--- BRIEF ---
Read through the data and report every line in which the word "individuals" occurs.

--- Data entries for graphics ---
--------------------------------------------------

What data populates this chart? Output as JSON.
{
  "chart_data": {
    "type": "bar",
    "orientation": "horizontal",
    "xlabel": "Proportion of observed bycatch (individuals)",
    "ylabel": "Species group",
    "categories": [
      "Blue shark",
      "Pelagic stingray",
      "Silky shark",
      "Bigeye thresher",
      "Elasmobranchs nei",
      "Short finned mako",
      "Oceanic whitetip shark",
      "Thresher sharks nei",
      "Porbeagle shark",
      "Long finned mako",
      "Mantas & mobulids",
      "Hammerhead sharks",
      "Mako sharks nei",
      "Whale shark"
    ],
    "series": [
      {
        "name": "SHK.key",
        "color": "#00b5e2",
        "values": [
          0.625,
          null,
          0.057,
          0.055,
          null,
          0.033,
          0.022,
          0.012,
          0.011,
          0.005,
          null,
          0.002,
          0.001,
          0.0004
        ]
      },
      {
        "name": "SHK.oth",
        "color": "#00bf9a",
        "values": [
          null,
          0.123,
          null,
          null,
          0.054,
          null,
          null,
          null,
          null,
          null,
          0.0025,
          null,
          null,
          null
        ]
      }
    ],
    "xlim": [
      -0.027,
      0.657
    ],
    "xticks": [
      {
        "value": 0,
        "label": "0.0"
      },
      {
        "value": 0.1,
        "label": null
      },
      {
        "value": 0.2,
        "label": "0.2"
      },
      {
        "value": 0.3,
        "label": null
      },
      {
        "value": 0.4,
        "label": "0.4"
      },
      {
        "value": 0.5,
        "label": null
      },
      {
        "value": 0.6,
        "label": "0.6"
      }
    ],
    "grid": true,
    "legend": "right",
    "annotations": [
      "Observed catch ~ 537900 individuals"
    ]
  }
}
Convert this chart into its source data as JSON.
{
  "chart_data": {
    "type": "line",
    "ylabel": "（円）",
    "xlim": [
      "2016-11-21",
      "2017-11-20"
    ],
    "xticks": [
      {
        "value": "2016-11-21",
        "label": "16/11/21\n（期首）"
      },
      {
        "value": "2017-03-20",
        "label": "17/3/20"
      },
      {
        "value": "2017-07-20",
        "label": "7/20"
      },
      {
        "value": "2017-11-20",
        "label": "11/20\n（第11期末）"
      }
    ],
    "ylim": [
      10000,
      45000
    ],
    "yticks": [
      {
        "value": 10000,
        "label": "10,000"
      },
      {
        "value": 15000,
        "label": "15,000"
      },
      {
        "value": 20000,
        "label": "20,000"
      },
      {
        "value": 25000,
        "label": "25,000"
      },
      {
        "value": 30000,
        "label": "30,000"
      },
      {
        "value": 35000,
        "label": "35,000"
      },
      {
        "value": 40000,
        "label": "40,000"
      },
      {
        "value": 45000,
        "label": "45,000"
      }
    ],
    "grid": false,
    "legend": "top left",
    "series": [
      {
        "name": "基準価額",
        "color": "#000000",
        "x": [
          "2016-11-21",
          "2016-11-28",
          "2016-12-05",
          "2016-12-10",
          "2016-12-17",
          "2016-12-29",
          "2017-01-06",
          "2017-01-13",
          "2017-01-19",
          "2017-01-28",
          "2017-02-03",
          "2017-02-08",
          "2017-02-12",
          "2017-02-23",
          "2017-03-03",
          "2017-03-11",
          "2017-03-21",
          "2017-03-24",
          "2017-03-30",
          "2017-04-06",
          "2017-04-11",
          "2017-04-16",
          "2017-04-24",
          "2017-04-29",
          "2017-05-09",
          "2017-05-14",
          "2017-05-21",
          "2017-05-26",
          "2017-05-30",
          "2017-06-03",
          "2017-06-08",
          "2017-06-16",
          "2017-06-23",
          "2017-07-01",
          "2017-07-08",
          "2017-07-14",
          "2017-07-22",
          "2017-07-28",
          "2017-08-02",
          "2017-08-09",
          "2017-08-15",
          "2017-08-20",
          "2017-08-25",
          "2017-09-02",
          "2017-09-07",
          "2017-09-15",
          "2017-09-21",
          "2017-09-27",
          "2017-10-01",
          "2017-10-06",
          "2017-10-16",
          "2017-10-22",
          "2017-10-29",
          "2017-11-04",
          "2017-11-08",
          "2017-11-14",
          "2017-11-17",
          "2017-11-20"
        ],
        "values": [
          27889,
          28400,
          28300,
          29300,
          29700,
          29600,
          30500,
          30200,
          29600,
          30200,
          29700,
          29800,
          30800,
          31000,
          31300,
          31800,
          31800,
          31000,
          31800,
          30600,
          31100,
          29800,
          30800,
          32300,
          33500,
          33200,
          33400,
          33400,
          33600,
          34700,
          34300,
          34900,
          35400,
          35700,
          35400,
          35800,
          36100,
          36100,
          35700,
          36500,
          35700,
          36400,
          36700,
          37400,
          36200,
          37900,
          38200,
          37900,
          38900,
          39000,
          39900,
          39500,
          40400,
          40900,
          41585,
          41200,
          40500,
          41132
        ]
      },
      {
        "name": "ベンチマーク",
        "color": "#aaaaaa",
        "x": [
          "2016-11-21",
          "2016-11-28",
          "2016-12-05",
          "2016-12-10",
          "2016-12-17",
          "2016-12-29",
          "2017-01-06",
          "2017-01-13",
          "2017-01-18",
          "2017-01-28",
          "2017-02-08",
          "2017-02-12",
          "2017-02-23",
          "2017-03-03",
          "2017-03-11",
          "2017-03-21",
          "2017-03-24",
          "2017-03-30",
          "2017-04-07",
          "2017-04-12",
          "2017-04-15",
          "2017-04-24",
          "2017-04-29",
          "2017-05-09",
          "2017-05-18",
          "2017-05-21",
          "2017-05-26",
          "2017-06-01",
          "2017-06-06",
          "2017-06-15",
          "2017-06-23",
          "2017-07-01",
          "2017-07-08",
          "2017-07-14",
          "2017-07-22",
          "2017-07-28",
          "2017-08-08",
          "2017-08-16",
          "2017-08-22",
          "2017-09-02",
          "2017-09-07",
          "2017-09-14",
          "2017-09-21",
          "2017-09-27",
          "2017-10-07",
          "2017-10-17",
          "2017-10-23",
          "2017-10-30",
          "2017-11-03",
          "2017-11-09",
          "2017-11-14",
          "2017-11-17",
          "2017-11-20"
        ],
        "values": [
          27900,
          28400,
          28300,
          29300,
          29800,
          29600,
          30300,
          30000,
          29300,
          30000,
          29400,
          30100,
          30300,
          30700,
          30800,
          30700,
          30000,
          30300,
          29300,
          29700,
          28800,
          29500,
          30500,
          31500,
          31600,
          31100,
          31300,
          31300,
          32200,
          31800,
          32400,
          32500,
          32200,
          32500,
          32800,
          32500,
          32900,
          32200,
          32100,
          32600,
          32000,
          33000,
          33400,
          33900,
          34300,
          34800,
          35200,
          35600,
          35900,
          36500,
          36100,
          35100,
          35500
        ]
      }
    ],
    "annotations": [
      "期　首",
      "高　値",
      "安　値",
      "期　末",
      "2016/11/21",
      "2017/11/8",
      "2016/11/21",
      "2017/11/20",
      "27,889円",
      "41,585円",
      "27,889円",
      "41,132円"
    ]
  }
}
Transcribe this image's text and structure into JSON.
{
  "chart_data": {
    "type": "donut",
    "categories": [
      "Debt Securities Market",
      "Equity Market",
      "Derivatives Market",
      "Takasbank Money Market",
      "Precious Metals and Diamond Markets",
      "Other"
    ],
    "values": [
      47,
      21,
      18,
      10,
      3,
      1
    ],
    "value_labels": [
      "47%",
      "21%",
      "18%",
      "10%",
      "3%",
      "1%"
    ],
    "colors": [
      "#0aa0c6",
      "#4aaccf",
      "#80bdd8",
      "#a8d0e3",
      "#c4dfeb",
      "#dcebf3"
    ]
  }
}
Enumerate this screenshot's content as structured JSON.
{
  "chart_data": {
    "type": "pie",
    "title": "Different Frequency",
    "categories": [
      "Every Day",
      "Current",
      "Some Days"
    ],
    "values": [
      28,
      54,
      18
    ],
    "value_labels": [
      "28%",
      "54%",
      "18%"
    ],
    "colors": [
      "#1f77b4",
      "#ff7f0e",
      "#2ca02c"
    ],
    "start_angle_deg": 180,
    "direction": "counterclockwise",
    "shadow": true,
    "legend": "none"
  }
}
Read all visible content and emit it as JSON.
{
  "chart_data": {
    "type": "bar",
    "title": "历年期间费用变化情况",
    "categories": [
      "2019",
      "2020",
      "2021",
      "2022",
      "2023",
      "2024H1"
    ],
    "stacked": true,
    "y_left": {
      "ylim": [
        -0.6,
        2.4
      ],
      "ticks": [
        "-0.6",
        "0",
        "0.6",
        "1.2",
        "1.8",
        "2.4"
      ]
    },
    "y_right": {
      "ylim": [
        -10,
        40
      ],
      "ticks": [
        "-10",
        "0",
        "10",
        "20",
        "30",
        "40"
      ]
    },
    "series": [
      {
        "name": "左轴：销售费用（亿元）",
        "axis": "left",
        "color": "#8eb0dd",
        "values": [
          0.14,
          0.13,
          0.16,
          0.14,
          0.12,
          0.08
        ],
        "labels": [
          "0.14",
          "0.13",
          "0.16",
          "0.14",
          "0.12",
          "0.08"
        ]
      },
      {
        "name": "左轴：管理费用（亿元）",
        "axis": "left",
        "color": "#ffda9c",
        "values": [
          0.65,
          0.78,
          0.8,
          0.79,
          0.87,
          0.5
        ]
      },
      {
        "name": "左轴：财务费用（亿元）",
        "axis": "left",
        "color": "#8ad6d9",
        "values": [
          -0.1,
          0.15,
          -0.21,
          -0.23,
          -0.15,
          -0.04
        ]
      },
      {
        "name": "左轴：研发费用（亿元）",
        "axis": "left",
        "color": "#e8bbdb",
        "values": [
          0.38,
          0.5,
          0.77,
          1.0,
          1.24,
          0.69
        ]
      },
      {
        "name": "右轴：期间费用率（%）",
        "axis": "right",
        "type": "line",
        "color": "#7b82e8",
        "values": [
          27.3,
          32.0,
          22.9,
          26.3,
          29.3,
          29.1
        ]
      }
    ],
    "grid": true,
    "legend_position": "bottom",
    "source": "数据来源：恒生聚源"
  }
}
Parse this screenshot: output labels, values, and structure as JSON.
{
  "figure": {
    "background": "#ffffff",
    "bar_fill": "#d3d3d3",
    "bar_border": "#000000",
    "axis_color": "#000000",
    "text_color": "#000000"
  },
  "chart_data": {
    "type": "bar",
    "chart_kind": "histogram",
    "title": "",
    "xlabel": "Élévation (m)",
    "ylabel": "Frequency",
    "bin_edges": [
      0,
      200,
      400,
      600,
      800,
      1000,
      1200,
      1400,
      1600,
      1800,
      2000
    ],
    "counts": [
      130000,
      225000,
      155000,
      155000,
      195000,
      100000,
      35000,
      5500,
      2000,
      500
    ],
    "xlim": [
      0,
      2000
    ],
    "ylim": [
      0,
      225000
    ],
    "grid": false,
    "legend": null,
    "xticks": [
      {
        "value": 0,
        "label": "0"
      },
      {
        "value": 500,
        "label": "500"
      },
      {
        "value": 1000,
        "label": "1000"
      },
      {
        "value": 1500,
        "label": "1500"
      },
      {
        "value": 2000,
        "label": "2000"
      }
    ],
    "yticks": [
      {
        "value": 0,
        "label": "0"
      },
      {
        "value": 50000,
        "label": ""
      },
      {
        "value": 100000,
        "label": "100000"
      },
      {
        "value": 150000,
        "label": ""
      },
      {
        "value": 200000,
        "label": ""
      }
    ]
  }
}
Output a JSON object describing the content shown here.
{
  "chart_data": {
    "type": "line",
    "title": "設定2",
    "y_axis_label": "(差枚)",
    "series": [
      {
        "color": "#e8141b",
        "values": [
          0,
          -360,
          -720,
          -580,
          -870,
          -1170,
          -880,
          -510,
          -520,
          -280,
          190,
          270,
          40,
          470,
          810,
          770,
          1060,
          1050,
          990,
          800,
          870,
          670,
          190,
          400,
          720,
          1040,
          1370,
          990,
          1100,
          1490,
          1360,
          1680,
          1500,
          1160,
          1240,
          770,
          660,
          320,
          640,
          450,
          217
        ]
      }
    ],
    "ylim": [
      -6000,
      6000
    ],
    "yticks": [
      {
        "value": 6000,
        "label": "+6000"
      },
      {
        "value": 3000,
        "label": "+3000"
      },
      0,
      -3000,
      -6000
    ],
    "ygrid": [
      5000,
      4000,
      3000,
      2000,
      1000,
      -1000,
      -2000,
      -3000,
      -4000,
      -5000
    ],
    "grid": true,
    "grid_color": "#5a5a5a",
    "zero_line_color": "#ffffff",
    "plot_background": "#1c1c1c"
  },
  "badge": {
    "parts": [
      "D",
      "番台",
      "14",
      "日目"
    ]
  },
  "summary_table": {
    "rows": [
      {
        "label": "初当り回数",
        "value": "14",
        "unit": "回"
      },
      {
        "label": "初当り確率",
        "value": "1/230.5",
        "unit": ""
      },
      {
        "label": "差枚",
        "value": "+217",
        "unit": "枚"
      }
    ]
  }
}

--------------------------------------------------

--- FINAL ANSWER ---
    "xlabel": "Proportion of observed bycatch (individuals)",
      "Observed catch ~ 537900 individuals"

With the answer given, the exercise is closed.